─── Record set ───

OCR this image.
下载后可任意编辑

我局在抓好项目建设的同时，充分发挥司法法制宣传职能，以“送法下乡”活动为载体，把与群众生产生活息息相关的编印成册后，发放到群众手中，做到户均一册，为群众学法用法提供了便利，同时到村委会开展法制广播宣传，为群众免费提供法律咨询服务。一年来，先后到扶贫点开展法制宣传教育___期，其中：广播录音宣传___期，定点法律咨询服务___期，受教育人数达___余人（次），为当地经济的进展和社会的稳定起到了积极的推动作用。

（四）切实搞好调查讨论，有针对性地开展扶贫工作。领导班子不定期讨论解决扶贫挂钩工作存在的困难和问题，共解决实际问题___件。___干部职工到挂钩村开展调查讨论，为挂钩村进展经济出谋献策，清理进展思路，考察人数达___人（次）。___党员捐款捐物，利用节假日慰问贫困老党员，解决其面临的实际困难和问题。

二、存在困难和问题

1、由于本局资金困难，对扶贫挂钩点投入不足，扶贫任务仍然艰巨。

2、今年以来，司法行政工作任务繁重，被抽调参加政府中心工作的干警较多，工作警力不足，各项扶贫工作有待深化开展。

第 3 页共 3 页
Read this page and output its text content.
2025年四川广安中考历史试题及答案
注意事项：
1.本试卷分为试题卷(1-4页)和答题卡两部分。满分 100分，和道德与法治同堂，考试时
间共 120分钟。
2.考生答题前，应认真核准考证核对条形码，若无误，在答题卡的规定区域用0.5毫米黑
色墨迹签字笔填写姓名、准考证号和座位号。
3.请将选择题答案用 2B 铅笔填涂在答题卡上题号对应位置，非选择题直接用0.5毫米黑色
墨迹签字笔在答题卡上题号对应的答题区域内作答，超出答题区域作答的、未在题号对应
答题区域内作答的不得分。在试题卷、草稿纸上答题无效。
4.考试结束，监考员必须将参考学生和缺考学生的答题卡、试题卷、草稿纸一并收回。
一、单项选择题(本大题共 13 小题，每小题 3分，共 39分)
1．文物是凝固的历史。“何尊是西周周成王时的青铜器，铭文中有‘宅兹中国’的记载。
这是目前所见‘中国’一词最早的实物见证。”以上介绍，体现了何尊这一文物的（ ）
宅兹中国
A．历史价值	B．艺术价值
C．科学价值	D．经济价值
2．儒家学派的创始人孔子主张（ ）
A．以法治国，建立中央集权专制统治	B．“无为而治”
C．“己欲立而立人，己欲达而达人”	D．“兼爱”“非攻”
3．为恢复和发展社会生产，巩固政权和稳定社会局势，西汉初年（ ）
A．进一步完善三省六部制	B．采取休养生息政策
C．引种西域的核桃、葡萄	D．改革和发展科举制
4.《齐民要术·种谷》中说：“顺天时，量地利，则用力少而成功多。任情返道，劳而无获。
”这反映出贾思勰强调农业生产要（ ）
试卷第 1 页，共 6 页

───

* [What is expected]:
Whichever lines contain the string "this", select and copy them.

* [Response below]:
OCR this image.
Read this page and output its text content.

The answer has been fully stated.